*PROMPT:* All the data must come back unchanged, except that pictures are left out.

*INFORMATION PROVIDED:*
════════════════

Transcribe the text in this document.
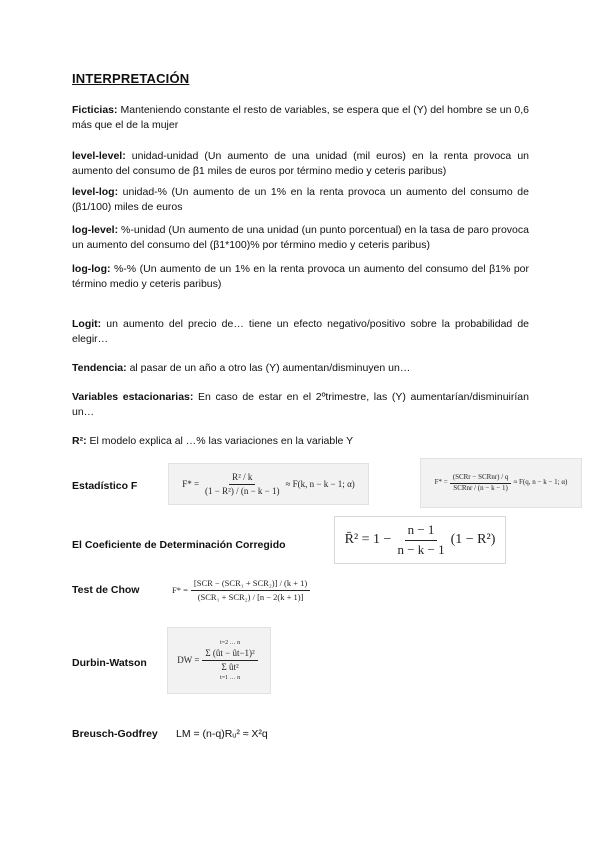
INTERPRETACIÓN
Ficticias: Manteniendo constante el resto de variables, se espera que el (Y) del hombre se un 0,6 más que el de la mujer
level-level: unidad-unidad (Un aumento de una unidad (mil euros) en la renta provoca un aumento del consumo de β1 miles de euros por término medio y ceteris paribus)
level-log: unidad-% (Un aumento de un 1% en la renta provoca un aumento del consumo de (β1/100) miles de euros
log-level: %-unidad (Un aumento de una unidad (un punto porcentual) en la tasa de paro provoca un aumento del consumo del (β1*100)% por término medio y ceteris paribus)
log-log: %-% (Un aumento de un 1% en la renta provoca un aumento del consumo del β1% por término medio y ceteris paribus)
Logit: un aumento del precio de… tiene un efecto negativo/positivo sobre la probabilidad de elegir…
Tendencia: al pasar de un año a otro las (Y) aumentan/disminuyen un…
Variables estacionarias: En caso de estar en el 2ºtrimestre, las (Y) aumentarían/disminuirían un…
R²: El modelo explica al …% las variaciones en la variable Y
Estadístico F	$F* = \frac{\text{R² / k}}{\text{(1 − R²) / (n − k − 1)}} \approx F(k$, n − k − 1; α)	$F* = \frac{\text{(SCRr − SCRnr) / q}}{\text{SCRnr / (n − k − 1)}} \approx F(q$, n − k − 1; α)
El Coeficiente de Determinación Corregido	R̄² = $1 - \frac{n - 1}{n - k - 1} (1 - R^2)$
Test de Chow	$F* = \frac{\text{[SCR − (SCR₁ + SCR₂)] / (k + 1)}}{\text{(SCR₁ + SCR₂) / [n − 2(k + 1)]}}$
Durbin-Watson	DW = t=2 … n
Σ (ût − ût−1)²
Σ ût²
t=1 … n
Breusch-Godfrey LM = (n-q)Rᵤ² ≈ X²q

════════════════

*THE OUTPUT:*
Transcribe the text in this document.
INTERPRETACIÓN
Ficticias: Manteniendo constante el resto de variables, se espera que el (Y) del hombre se un 0,6 más que el de la mujer
level-level: unidad-unidad (Un aumento de una unidad (mil euros) en la renta provoca un aumento del consumo de β1 miles de euros por término medio y ceteris paribus)
level-log: unidad-% (Un aumento de un 1% en la renta provoca un aumento del consumo de (β1/100) miles de euros
log-level: %-unidad (Un aumento de una unidad (un punto porcentual) en la tasa de paro provoca un aumento del consumo del (β1*100)% por término medio y ceteris paribus)
log-log: %-% (Un aumento de un 1% en la renta provoca un aumento del consumo del β1% por término medio y ceteris paribus)
Logit: un aumento del precio de… tiene un efecto negativo/positivo sobre la probabilidad de elegir…
Tendencia: al pasar de un año a otro las (Y) aumentan/disminuyen un…
Variables estacionarias: En caso de estar en el 2ºtrimestre, las (Y) aumentarían/disminuirían un…
R²: El modelo explica al …% las variaciones en la variable Y
Estadístico F	$F* = \frac{\text{R² / k}}{\text{(1 − R²) / (n − k − 1)}} \approx F(k$, n − k − 1; α)	$F* = \frac{\text{(SCRr − SCRnr) / q}}{\text{SCRnr / (n − k − 1)}} \approx F(q$, n − k − 1; α)
El Coeficiente de Determinación Corregido	R̄² = $1 - \frac{n - 1}{n - k - 1} (1 - R^2)$
Test de Chow	$F* = \frac{\text{[SCR − (SCR₁ + SCR₂)] / (k + 1)}}{\text{(SCR₁ + SCR₂) / [n − 2(k + 1)]}}$
Durbin-Watson	DW = t=2 … n
Σ (ût − ût−1)²
Σ ût²
t=1 … n
Breusch-Godfrey LM = (n-q)Rᵤ² ≈ X²q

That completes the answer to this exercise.